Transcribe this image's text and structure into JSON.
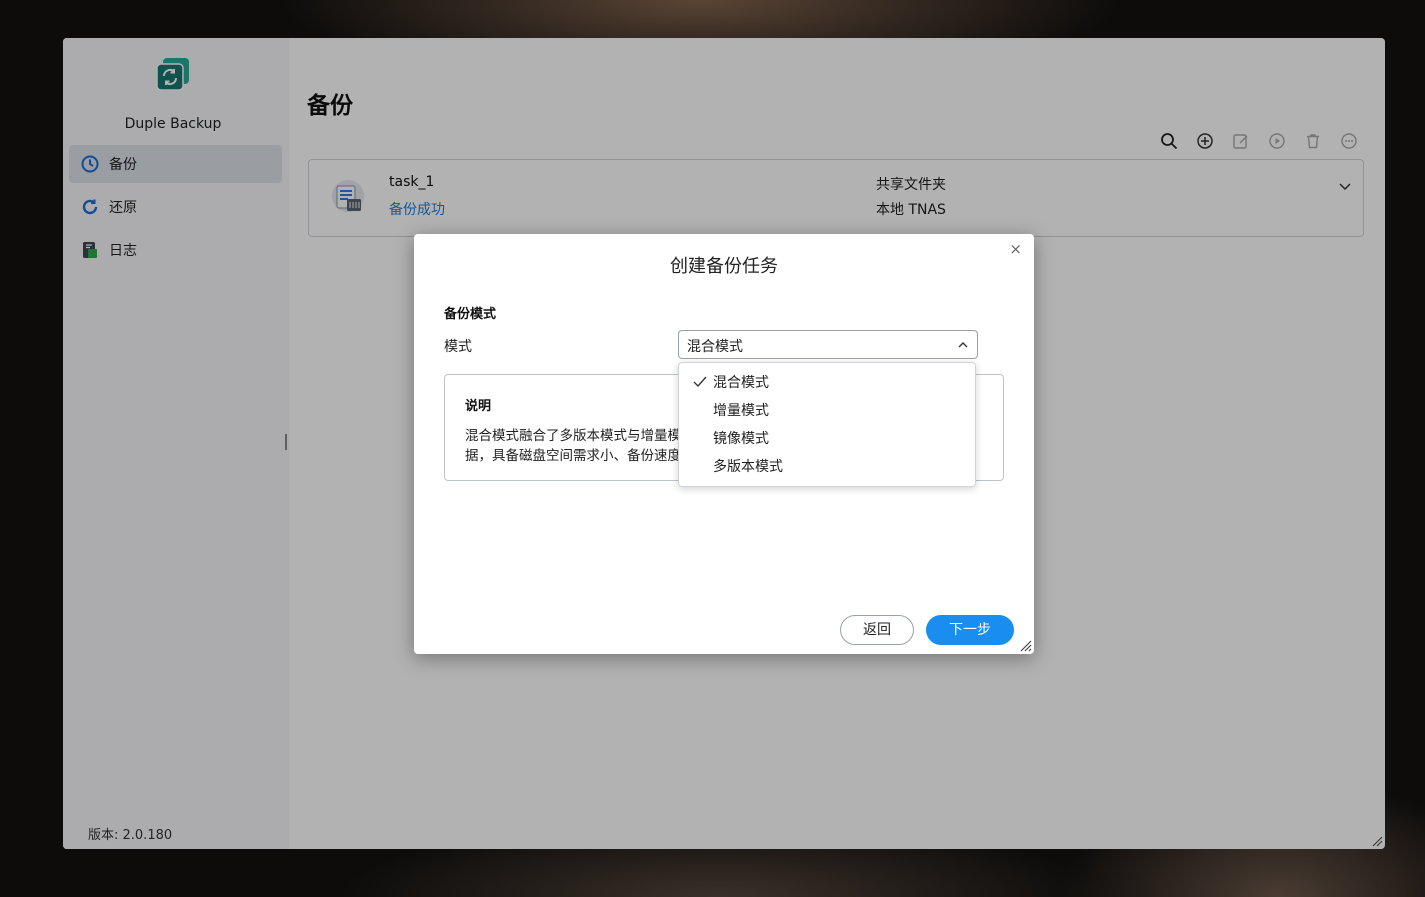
{
  "app": {
    "name": "Duple Backup",
    "version_label": "版本: 2.0.180"
  },
  "sidebar": {
    "items": [
      {
        "label": "备份",
        "icon": "clock-icon",
        "active": true
      },
      {
        "label": "还原",
        "icon": "refresh-icon",
        "active": false
      },
      {
        "label": "日志",
        "icon": "log-icon",
        "active": false
      }
    ]
  },
  "main": {
    "title": "备份",
    "toolbar": [
      "search-icon",
      "add-icon",
      "edit-icon",
      "play-icon",
      "trash-icon",
      "more-icon"
    ]
  },
  "task": {
    "name": "task_1",
    "status": "备份成功",
    "dest_type": "共享文件夹",
    "dest": "本地 TNAS"
  },
  "dialog": {
    "title": "创建备份任务",
    "close_glyph": "×",
    "section_title": "备份模式",
    "mode_label": "模式",
    "selected_mode": "混合模式",
    "options": [
      "混合模式",
      "增量模式",
      "镜像模式",
      "多版本模式"
    ],
    "desc_title": "说明",
    "desc_text": "混合模式融合了多版本模式与增量模式\n据，具备磁盘空间需求小、备份速度",
    "back_label": "返回",
    "next_label": "下一步"
  },
  "colors": {
    "accent": "#1a8ef0",
    "status_success": "#1d7ee0",
    "logo_teal": "#1f8f86"
  }
}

------

● WHAT IS EXPECTED: Each record should be quoted exactly, with the images omitted.

● ANSWER:
Transcribe this image's text and structure into JSON.
{
  "app": {
    "name": "Duple Backup",
    "version_label": "版本: 2.0.180"
  },
  "sidebar": {
    "items": [
      {
        "label": "备份",
        "icon": "clock-icon",
        "active": true
      },
      {
        "label": "还原",
        "icon": "refresh-icon",
        "active": false
      },
      {
        "label": "日志",
        "icon": "log-icon",
        "active": false
      }
    ]
  },
  "main": {
    "title": "备份",
    "toolbar": [
      "search-icon",
      "add-icon",
      "edit-icon",
      "play-icon",
      "trash-icon",
      "more-icon"
    ]
  },
  "task": {
    "name": "task_1",
    "status": "备份成功",
    "dest_type": "共享文件夹",
    "dest": "本地 TNAS"
  },
  "dialog": {
    "title": "创建备份任务",
    "close_glyph": "×",
    "section_title": "备份模式",
    "mode_label": "模式",
    "selected_mode": "混合模式",
    "options": [
      "混合模式",
      "增量模式",
      "镜像模式",
      "多版本模式"
    ],
    "desc_title": "说明",
    "desc_text": "混合模式融合了多版本模式与增量模式\n据，具备磁盘空间需求小、备份速度",
    "back_label": "返回",
    "next_label": "下一步"
  },
  "colors": {
    "accent": "#1a8ef0",
    "status_success": "#1d7ee0",
    "logo_teal": "#1f8f86"
  }
}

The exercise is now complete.